> Data:

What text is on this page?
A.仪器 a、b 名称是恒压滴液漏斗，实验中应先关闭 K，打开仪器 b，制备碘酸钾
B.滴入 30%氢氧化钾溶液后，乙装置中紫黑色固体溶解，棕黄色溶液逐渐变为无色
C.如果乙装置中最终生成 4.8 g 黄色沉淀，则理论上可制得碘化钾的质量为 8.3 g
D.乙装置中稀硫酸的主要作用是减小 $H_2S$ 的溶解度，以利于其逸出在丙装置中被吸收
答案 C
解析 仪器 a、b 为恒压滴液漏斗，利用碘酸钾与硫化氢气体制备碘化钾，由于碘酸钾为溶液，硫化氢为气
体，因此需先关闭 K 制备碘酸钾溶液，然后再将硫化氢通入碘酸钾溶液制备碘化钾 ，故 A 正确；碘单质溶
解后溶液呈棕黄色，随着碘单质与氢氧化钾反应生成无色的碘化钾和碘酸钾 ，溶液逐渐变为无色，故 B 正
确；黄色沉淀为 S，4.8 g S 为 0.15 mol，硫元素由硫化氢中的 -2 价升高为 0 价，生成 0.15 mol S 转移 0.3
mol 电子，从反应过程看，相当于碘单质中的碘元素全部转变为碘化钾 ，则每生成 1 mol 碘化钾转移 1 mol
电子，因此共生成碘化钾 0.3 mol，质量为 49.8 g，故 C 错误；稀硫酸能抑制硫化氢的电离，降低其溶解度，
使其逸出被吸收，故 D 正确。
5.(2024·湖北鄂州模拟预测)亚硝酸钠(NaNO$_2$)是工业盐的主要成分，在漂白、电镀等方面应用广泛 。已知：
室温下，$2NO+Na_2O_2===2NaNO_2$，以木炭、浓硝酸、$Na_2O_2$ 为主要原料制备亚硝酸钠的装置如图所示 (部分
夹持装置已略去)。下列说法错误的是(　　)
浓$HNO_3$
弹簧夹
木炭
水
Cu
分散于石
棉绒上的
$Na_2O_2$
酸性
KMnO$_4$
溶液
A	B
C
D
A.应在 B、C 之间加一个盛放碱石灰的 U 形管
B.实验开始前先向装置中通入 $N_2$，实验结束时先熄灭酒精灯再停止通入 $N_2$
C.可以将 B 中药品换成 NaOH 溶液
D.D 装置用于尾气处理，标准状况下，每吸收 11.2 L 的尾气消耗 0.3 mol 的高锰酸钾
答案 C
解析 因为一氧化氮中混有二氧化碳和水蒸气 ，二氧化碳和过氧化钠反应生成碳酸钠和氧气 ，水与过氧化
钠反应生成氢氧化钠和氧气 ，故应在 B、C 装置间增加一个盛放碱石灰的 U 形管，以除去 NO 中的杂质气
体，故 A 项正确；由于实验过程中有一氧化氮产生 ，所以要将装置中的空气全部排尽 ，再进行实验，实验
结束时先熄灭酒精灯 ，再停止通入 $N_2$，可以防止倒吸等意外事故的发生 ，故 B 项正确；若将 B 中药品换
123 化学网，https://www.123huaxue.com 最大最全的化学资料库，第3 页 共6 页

> Your task:
From the first line to the last, please quote the material above exactly.

> Task solution:
What text is on this page?
A.仪器 a、b 名称是恒压滴液漏斗，实验中应先关闭 K，打开仪器 b，制备碘酸钾
B.滴入 30%氢氧化钾溶液后，乙装置中紫黑色固体溶解，棕黄色溶液逐渐变为无色
C.如果乙装置中最终生成 4.8 g 黄色沉淀，则理论上可制得碘化钾的质量为 8.3 g
D.乙装置中稀硫酸的主要作用是减小 $H_2S$ 的溶解度，以利于其逸出在丙装置中被吸收
答案 C
解析 仪器 a、b 为恒压滴液漏斗，利用碘酸钾与硫化氢气体制备碘化钾，由于碘酸钾为溶液，硫化氢为气
体，因此需先关闭 K 制备碘酸钾溶液，然后再将硫化氢通入碘酸钾溶液制备碘化钾 ，故 A 正确；碘单质溶
解后溶液呈棕黄色，随着碘单质与氢氧化钾反应生成无色的碘化钾和碘酸钾 ，溶液逐渐变为无色，故 B 正
确；黄色沉淀为 S，4.8 g S 为 0.15 mol，硫元素由硫化氢中的 -2 价升高为 0 价，生成 0.15 mol S 转移 0.3
mol 电子，从反应过程看，相当于碘单质中的碘元素全部转变为碘化钾 ，则每生成 1 mol 碘化钾转移 1 mol
电子，因此共生成碘化钾 0.3 mol，质量为 49.8 g，故 C 错误；稀硫酸能抑制硫化氢的电离，降低其溶解度，
使其逸出被吸收，故 D 正确。
5.(2024·湖北鄂州模拟预测)亚硝酸钠(NaNO$_2$)是工业盐的主要成分，在漂白、电镀等方面应用广泛 。已知：
室温下，$2NO+Na_2O_2===2NaNO_2$，以木炭、浓硝酸、$Na_2O_2$ 为主要原料制备亚硝酸钠的装置如图所示 (部分
夹持装置已略去)。下列说法错误的是(　　)
浓$HNO_3$
弹簧夹
木炭
水
Cu
分散于石
棉绒上的
$Na_2O_2$
酸性
KMnO$_4$
溶液
A	B
C
D
A.应在 B、C 之间加一个盛放碱石灰的 U 形管
B.实验开始前先向装置中通入 $N_2$，实验结束时先熄灭酒精灯再停止通入 $N_2$
C.可以将 B 中药品换成 NaOH 溶液
D.D 装置用于尾气处理，标准状况下，每吸收 11.2 L 的尾气消耗 0.3 mol 的高锰酸钾
答案 C
解析 因为一氧化氮中混有二氧化碳和水蒸气 ，二氧化碳和过氧化钠反应生成碳酸钠和氧气 ，水与过氧化
钠反应生成氢氧化钠和氧气 ，故应在 B、C 装置间增加一个盛放碱石灰的 U 形管，以除去 NO 中的杂质气
体，故 A 项正确；由于实验过程中有一氧化氮产生 ，所以要将装置中的空气全部排尽 ，再进行实验，实验
结束时先熄灭酒精灯 ，再停止通入 $N_2$，可以防止倒吸等意外事故的发生 ，故 B 项正确；若将 B 中药品换
123 化学网，https://www.123huaxue.com 最大最全的化学资料库，第3 页 共6 页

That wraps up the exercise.